===== The records =====
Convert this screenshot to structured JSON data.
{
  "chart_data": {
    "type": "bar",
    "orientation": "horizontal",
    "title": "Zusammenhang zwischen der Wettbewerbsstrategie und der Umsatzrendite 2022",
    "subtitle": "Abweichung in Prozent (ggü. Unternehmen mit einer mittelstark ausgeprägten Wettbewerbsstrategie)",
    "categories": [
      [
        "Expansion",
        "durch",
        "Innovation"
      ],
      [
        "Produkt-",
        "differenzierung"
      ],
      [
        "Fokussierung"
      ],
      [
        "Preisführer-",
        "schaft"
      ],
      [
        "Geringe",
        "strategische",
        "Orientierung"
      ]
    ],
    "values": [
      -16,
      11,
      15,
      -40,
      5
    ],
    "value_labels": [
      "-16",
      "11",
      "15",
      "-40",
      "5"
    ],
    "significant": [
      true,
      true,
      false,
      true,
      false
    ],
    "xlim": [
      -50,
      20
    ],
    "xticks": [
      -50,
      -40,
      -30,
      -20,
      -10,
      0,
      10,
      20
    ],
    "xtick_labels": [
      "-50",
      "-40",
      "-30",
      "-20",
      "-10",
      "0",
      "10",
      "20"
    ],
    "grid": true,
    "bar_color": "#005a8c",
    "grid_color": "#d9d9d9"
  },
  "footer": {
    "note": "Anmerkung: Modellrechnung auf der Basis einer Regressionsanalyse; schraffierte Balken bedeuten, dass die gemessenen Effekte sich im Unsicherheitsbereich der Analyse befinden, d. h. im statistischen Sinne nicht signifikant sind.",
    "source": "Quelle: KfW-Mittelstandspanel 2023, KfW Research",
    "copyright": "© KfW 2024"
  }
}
=====
**Problem**
Extract each line of the material exactly as it stands.

**Written response**
Convert this screenshot to structured JSON data.
{
  "chart_data": {
    "type": "bar",
    "orientation": "horizontal",
    "title": "Zusammenhang zwischen der Wettbewerbsstrategie und der Umsatzrendite 2022",
    "subtitle": "Abweichung in Prozent (ggü. Unternehmen mit einer mittelstark ausgeprägten Wettbewerbsstrategie)",
    "categories": [
      [
        "Expansion",
        "durch",
        "Innovation"
      ],
      [
        "Produkt-",
        "differenzierung"
      ],
      [
        "Fokussierung"
      ],
      [
        "Preisführer-",
        "schaft"
      ],
      [
        "Geringe",
        "strategische",
        "Orientierung"
      ]
    ],
    "values": [
      -16,
      11,
      15,
      -40,
      5
    ],
    "value_labels": [
      "-16",
      "11",
      "15",
      "-40",
      "5"
    ],
    "significant": [
      true,
      true,
      false,
      true,
      false
    ],
    "xlim": [
      -50,
      20
    ],
    "xticks": [
      -50,
      -40,
      -30,
      -20,
      -10,
      0,
      10,
      20
    ],
    "xtick_labels": [
      "-50",
      "-40",
      "-30",
      "-20",
      "-10",
      "0",
      "10",
      "20"
    ],
    "grid": true,
    "bar_color": "#005a8c",
    "grid_color": "#d9d9d9"
  },
  "footer": {
    "note": "Anmerkung: Modellrechnung auf der Basis einer Regressionsanalyse; schraffierte Balken bedeuten, dass die gemessenen Effekte sich im Unsicherheitsbereich der Analyse befinden, d. h. im statistischen Sinne nicht signifikant sind.",
    "source": "Quelle: KfW-Mittelstandspanel 2023, KfW Research",
    "copyright": "© KfW 2024"
  }
}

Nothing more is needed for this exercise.